● Goal
Reproduce all of the material word for word.

>>>

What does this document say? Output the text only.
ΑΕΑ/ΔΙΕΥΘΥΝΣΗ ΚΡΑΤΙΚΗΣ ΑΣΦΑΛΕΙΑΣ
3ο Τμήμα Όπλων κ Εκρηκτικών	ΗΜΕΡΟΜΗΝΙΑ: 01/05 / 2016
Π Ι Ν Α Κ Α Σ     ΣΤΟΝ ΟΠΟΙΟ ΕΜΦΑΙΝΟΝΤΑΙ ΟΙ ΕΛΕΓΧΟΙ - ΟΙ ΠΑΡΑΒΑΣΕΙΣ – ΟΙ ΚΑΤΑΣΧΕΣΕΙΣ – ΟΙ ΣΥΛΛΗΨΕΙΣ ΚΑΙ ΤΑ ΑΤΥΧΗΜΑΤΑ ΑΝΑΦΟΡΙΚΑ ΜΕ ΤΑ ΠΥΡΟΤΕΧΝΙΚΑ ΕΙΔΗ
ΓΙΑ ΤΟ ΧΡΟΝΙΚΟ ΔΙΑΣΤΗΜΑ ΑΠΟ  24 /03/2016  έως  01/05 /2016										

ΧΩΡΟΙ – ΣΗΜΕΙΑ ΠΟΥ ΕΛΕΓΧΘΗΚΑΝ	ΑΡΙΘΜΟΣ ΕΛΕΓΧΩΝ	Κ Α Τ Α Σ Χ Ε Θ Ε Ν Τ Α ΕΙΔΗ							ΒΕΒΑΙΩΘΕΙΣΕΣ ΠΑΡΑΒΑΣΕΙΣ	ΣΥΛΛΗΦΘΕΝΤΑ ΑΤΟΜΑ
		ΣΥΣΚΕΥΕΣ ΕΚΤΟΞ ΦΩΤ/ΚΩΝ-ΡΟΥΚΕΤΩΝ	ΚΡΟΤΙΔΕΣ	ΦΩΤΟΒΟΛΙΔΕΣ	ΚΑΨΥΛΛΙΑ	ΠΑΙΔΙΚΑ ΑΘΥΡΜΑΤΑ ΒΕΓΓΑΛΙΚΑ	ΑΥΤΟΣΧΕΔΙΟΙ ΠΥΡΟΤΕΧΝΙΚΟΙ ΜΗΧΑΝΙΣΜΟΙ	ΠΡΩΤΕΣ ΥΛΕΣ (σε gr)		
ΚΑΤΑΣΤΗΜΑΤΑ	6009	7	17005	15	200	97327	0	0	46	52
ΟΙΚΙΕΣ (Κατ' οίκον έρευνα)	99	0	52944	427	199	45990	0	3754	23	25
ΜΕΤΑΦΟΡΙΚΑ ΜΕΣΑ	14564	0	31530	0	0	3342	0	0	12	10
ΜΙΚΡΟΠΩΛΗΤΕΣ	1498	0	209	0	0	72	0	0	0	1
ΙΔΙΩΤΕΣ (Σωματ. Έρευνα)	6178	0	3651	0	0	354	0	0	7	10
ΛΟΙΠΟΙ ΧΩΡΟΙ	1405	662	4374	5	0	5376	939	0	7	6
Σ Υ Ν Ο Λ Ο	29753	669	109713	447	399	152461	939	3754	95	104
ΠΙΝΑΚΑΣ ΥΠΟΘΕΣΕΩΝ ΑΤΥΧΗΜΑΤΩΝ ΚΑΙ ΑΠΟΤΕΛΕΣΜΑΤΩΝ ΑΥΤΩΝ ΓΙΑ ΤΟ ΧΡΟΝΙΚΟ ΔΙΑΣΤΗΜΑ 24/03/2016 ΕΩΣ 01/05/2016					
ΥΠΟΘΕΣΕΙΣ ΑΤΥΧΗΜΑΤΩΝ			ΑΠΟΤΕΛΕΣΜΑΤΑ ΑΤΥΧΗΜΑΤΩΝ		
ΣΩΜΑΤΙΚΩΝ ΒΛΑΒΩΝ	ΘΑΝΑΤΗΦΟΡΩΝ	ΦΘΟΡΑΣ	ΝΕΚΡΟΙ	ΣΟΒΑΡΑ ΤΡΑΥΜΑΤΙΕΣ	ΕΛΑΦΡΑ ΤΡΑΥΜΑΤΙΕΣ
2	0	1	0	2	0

<<<

● Right answer
What does this document say? Output the text only.
ΑΕΑ/ΔΙΕΥΘΥΝΣΗ ΚΡΑΤΙΚΗΣ ΑΣΦΑΛΕΙΑΣ
3ο Τμήμα Όπλων κ Εκρηκτικών	ΗΜΕΡΟΜΗΝΙΑ: 01/05 / 2016
Π Ι Ν Α Κ Α Σ     ΣΤΟΝ ΟΠΟΙΟ ΕΜΦΑΙΝΟΝΤΑΙ ΟΙ ΕΛΕΓΧΟΙ - ΟΙ ΠΑΡΑΒΑΣΕΙΣ – ΟΙ ΚΑΤΑΣΧΕΣΕΙΣ – ΟΙ ΣΥΛΛΗΨΕΙΣ ΚΑΙ ΤΑ ΑΤΥΧΗΜΑΤΑ ΑΝΑΦΟΡΙΚΑ ΜΕ ΤΑ ΠΥΡΟΤΕΧΝΙΚΑ ΕΙΔΗ
ΓΙΑ ΤΟ ΧΡΟΝΙΚΟ ΔΙΑΣΤΗΜΑ ΑΠΟ  24 /03/2016  έως  01/05 /2016										

ΧΩΡΟΙ – ΣΗΜΕΙΑ ΠΟΥ ΕΛΕΓΧΘΗΚΑΝ	ΑΡΙΘΜΟΣ ΕΛΕΓΧΩΝ	Κ Α Τ Α Σ Χ Ε Θ Ε Ν Τ Α ΕΙΔΗ							ΒΕΒΑΙΩΘΕΙΣΕΣ ΠΑΡΑΒΑΣΕΙΣ	ΣΥΛΛΗΦΘΕΝΤΑ ΑΤΟΜΑ
		ΣΥΣΚΕΥΕΣ ΕΚΤΟΞ ΦΩΤ/ΚΩΝ-ΡΟΥΚΕΤΩΝ	ΚΡΟΤΙΔΕΣ	ΦΩΤΟΒΟΛΙΔΕΣ	ΚΑΨΥΛΛΙΑ	ΠΑΙΔΙΚΑ ΑΘΥΡΜΑΤΑ ΒΕΓΓΑΛΙΚΑ	ΑΥΤΟΣΧΕΔΙΟΙ ΠΥΡΟΤΕΧΝΙΚΟΙ ΜΗΧΑΝΙΣΜΟΙ	ΠΡΩΤΕΣ ΥΛΕΣ (σε gr)		
ΚΑΤΑΣΤΗΜΑΤΑ	6009	7	17005	15	200	97327	0	0	46	52
ΟΙΚΙΕΣ (Κατ' οίκον έρευνα)	99	0	52944	427	199	45990	0	3754	23	25
ΜΕΤΑΦΟΡΙΚΑ ΜΕΣΑ	14564	0	31530	0	0	3342	0	0	12	10
ΜΙΚΡΟΠΩΛΗΤΕΣ	1498	0	209	0	0	72	0	0	0	1
ΙΔΙΩΤΕΣ (Σωματ. Έρευνα)	6178	0	3651	0	0	354	0	0	7	10
ΛΟΙΠΟΙ ΧΩΡΟΙ	1405	662	4374	5	0	5376	939	0	7	6
Σ Υ Ν Ο Λ Ο	29753	669	109713	447	399	152461	939	3754	95	104
ΠΙΝΑΚΑΣ ΥΠΟΘΕΣΕΩΝ ΑΤΥΧΗΜΑΤΩΝ ΚΑΙ ΑΠΟΤΕΛΕΣΜΑΤΩΝ ΑΥΤΩΝ ΓΙΑ ΤΟ ΧΡΟΝΙΚΟ ΔΙΑΣΤΗΜΑ 24/03/2016 ΕΩΣ 01/05/2016					
ΥΠΟΘΕΣΕΙΣ ΑΤΥΧΗΜΑΤΩΝ			ΑΠΟΤΕΛΕΣΜΑΤΑ ΑΤΥΧΗΜΑΤΩΝ		
ΣΩΜΑΤΙΚΩΝ ΒΛΑΒΩΝ	ΘΑΝΑΤΗΦΟΡΩΝ	ΦΘΟΡΑΣ	ΝΕΚΡΟΙ	ΣΟΒΑΡΑ ΤΡΑΥΜΑΤΙΕΣ	ΕΛΑΦΡΑ ΤΡΑΥΜΑΤΙΕΣ
2	0	1	0	2	0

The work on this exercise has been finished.